Extracted data entries
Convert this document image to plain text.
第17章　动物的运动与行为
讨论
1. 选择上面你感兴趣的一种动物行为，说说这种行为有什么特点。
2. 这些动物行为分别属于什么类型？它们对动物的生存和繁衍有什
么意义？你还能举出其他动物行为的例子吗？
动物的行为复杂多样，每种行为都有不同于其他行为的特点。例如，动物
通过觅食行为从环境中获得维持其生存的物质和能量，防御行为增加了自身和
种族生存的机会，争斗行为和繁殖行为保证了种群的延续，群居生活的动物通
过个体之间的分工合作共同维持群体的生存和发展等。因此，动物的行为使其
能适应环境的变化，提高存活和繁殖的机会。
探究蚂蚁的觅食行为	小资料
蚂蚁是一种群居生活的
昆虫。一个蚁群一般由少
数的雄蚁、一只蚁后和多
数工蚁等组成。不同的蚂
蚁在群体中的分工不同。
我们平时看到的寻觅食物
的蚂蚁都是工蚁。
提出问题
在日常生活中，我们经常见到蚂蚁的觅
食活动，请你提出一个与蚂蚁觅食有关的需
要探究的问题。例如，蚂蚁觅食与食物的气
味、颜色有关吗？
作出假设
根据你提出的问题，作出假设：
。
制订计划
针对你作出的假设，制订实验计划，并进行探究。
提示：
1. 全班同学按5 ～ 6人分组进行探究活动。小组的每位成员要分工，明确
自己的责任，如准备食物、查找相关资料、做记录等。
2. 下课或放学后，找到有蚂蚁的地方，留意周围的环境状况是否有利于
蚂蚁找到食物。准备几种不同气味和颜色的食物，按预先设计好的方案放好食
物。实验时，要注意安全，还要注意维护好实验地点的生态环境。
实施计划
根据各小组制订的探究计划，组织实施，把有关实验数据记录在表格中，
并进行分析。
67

▶ _WHAT YOU NEED TO DO_
Write the material out again in its entirety, exactly as shown.

▶ _WORKED SOLUTION_
Convert this document image to plain text.
第17章　动物的运动与行为
讨论
1. 选择上面你感兴趣的一种动物行为，说说这种行为有什么特点。
2. 这些动物行为分别属于什么类型？它们对动物的生存和繁衍有什
么意义？你还能举出其他动物行为的例子吗？
动物的行为复杂多样，每种行为都有不同于其他行为的特点。例如，动物
通过觅食行为从环境中获得维持其生存的物质和能量，防御行为增加了自身和
种族生存的机会，争斗行为和繁殖行为保证了种群的延续，群居生活的动物通
过个体之间的分工合作共同维持群体的生存和发展等。因此，动物的行为使其
能适应环境的变化，提高存活和繁殖的机会。
探究蚂蚁的觅食行为	小资料
蚂蚁是一种群居生活的
昆虫。一个蚁群一般由少
数的雄蚁、一只蚁后和多
数工蚁等组成。不同的蚂
蚁在群体中的分工不同。
我们平时看到的寻觅食物
的蚂蚁都是工蚁。
提出问题
在日常生活中，我们经常见到蚂蚁的觅
食活动，请你提出一个与蚂蚁觅食有关的需
要探究的问题。例如，蚂蚁觅食与食物的气
味、颜色有关吗？
作出假设
根据你提出的问题，作出假设：
。
制订计划
针对你作出的假设，制订实验计划，并进行探究。
提示：
1. 全班同学按5 ～ 6人分组进行探究活动。小组的每位成员要分工，明确
自己的责任，如准备食物、查找相关资料、做记录等。
2. 下课或放学后，找到有蚂蚁的地方，留意周围的环境状况是否有利于
蚂蚁找到食物。准备几种不同气味和颜色的食物，按预先设计好的方案放好食
物。实验时，要注意安全，还要注意维护好实验地点的生态环境。
实施计划
根据各小组制订的探究计划，组织实施，把有关实验数据记录在表格中，
并进行分析。
67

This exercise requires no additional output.